--- begin ---

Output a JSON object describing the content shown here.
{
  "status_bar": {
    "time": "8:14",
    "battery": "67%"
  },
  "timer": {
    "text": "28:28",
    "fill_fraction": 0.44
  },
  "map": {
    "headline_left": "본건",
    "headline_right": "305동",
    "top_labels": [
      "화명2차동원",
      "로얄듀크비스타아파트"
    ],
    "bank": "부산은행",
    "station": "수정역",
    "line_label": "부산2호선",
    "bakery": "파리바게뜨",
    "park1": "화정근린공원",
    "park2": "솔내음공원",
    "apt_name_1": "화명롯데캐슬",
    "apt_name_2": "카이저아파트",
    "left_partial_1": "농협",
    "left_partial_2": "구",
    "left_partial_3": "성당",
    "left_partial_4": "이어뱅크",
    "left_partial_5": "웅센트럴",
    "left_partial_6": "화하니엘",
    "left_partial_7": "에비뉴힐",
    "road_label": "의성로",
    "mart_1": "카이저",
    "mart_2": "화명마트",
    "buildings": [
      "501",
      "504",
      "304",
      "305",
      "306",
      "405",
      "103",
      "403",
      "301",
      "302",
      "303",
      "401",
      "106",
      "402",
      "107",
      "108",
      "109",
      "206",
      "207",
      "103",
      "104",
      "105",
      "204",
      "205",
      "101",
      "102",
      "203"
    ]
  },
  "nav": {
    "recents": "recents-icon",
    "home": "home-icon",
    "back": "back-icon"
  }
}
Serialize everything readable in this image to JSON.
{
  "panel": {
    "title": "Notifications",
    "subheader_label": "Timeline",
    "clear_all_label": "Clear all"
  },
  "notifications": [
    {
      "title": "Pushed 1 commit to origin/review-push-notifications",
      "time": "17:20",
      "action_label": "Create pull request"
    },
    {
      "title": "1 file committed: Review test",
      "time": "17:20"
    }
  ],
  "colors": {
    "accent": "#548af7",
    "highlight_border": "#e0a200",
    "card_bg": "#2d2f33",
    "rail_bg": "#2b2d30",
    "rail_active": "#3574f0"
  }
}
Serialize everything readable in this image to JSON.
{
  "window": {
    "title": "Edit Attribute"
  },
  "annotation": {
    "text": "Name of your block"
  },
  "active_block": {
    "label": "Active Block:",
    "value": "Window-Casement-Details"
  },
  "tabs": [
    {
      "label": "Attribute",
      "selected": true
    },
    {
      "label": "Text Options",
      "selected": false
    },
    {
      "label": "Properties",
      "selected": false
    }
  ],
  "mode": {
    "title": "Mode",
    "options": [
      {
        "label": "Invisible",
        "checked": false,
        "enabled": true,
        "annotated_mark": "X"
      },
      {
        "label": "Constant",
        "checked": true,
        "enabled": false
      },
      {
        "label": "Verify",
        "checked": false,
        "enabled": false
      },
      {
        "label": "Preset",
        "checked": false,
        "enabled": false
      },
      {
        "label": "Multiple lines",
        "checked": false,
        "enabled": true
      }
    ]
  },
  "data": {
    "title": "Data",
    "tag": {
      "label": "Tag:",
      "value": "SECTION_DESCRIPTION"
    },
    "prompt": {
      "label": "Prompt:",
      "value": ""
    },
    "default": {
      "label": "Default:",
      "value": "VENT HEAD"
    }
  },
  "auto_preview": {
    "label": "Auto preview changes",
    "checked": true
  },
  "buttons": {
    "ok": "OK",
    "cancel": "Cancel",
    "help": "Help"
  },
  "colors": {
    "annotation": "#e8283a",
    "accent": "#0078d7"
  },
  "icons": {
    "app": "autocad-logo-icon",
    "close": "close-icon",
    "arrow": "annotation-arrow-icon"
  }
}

--- end ---

▶ **WHAT IS REQUIRED**:
Extract every line from the records above that contains the word "value".

▶ **WORKED SOLUTION**:
    "value": "Window-Casement-Details"
      "value": "SECTION_DESCRIPTION"
      "value": ""
      "value": "VENT HEAD"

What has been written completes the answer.